- [Problem to work on]: Count each line in which the word "What" appears. Reply with the total and nothing more.

- [Provided information]:

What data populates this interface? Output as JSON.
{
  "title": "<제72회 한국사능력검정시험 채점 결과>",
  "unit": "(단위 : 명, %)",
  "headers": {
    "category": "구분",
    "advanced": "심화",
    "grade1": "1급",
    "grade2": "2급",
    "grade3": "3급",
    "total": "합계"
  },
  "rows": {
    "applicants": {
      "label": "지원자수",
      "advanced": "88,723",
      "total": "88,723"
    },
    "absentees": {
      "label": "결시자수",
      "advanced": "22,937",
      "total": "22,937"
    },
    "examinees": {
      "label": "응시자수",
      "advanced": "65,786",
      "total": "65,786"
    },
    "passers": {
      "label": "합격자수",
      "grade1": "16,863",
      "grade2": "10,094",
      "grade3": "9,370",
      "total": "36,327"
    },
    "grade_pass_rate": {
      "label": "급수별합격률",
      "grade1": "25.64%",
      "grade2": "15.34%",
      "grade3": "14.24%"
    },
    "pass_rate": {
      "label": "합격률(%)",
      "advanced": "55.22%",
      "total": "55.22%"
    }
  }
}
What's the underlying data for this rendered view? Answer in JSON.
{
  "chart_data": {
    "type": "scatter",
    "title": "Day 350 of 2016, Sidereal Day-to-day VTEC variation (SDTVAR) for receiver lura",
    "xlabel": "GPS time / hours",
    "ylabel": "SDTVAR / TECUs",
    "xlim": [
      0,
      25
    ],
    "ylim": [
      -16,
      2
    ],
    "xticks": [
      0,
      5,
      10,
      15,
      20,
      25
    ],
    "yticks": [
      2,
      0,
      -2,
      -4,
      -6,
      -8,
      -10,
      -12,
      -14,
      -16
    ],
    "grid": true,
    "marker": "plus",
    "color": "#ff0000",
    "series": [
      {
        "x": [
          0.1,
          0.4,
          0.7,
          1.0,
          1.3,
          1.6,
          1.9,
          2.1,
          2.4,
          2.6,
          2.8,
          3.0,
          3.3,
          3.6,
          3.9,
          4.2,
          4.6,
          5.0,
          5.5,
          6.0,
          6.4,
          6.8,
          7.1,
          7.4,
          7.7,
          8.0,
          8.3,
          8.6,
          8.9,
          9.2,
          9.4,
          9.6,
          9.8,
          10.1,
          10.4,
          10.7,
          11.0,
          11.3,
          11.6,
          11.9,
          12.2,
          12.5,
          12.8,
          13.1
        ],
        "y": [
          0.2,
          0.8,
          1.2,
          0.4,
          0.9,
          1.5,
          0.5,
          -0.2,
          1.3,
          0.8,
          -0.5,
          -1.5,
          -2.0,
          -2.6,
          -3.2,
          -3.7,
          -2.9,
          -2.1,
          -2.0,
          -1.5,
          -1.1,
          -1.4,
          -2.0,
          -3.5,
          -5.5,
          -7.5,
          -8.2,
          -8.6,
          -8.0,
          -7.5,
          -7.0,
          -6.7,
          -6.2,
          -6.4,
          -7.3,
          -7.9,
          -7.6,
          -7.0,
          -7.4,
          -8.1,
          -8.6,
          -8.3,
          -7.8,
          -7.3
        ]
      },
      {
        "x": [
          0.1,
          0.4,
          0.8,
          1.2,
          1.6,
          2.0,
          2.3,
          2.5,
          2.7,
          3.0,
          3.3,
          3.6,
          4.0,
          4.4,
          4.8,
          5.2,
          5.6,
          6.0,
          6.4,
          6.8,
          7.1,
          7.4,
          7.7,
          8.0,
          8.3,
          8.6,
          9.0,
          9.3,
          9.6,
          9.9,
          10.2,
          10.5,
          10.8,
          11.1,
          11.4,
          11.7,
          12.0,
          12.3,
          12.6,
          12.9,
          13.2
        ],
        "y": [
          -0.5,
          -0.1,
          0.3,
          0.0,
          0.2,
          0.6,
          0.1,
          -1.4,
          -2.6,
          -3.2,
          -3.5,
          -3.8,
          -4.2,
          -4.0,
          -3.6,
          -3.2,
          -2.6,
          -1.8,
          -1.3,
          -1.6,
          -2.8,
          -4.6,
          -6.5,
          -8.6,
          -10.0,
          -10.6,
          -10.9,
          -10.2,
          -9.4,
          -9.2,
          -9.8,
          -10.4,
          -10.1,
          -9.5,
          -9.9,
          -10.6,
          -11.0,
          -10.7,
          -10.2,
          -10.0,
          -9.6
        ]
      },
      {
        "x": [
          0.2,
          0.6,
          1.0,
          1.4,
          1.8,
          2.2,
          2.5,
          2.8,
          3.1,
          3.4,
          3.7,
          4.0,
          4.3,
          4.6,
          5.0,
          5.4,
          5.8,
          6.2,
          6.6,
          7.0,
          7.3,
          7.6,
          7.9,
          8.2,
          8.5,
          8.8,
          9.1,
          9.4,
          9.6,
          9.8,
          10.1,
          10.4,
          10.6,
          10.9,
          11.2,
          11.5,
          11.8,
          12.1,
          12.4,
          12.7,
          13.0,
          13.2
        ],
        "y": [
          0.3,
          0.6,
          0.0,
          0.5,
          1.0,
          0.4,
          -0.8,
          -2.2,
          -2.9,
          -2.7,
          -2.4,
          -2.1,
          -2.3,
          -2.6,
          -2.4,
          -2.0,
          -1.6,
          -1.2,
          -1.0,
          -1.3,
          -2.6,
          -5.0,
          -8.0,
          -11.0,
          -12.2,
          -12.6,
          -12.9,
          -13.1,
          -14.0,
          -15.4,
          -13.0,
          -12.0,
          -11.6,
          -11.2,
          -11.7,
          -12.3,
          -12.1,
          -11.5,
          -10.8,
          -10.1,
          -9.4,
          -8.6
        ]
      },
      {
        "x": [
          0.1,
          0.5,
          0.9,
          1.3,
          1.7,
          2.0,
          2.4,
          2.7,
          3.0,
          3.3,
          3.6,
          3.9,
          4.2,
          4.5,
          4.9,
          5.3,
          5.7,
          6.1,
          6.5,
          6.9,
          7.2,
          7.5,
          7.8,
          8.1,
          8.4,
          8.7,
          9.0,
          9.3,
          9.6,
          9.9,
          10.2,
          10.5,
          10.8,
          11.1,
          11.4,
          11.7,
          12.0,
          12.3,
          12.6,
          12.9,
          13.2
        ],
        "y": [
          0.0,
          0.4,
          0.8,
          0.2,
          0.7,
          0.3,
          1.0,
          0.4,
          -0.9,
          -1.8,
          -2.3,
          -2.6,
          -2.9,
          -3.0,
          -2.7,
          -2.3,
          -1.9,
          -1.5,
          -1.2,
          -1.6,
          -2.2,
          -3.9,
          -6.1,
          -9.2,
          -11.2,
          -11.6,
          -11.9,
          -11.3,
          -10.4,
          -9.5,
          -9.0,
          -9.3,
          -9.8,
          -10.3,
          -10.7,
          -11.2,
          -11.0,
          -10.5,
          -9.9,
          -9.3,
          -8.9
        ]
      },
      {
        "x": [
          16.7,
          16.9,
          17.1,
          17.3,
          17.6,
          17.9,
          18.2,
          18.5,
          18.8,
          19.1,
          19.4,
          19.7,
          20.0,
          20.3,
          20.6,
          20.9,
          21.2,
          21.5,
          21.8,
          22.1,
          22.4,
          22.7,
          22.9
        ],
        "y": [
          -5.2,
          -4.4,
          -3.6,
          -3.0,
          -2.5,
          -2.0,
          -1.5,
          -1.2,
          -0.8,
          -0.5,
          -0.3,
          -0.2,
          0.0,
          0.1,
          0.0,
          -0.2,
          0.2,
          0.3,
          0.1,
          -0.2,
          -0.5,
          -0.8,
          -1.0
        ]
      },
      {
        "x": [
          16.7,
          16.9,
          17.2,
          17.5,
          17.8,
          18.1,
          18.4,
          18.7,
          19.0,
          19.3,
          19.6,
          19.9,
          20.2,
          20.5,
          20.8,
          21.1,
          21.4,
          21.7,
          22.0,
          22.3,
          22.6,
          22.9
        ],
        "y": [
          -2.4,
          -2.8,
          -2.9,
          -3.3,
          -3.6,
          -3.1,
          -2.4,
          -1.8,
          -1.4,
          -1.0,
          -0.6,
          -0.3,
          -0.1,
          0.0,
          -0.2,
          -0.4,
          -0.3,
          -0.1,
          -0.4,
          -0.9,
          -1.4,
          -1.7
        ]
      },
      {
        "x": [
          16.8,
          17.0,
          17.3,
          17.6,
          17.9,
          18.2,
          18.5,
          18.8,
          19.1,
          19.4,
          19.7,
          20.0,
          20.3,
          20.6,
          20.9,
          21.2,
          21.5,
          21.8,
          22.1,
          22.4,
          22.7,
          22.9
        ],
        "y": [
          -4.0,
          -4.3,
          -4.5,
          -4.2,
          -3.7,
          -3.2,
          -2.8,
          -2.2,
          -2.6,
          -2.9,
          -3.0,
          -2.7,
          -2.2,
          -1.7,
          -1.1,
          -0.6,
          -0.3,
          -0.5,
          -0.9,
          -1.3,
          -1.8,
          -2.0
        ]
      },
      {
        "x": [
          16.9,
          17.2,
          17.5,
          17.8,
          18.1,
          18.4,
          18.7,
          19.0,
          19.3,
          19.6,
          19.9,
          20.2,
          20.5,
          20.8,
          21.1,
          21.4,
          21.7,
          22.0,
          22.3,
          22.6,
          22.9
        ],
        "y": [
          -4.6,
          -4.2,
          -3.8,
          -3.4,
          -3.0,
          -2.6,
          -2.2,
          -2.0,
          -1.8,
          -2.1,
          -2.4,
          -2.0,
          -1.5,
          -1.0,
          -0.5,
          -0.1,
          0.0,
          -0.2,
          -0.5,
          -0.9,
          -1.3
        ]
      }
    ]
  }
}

- [Solved problem]: 2